• **What to produce**: Find the string "title" and gather every line that holds it.

• **Raw data**:
══════

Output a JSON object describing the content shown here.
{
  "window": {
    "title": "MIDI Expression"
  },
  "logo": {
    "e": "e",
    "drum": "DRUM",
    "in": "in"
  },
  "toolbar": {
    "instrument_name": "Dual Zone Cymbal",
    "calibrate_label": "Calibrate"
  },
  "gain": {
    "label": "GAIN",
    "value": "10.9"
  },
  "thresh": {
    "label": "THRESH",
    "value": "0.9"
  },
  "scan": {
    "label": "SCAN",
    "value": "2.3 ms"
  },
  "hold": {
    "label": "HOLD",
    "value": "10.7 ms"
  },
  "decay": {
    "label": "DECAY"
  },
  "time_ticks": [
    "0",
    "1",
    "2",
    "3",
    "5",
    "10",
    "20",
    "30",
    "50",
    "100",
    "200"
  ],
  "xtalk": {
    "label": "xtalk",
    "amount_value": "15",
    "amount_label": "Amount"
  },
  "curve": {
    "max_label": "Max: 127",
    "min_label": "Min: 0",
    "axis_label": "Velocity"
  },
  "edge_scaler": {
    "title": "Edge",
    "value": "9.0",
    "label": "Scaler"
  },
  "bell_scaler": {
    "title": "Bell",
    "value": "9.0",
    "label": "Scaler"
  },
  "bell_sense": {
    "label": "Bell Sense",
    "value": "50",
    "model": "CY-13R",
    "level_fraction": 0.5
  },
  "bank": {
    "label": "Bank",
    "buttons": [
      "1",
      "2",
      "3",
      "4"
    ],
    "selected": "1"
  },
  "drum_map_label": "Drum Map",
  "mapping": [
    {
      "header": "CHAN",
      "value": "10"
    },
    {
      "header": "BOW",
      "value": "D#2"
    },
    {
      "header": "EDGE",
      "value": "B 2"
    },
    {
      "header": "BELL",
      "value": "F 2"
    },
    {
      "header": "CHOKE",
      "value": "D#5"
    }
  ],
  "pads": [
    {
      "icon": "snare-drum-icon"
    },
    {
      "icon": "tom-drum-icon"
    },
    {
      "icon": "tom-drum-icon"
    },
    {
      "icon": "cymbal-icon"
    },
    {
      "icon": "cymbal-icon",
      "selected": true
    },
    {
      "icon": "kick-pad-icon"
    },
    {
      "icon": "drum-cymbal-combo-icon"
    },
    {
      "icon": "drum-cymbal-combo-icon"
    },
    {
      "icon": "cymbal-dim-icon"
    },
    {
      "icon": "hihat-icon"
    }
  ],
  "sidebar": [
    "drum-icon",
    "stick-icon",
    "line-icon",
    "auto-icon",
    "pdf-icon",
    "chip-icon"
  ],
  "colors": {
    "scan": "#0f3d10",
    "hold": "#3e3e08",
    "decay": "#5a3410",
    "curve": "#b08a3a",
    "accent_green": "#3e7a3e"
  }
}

══════

• **Correct output**:
    "title": "MIDI Expression"
    "title": "Edge",
    "title": "Bell",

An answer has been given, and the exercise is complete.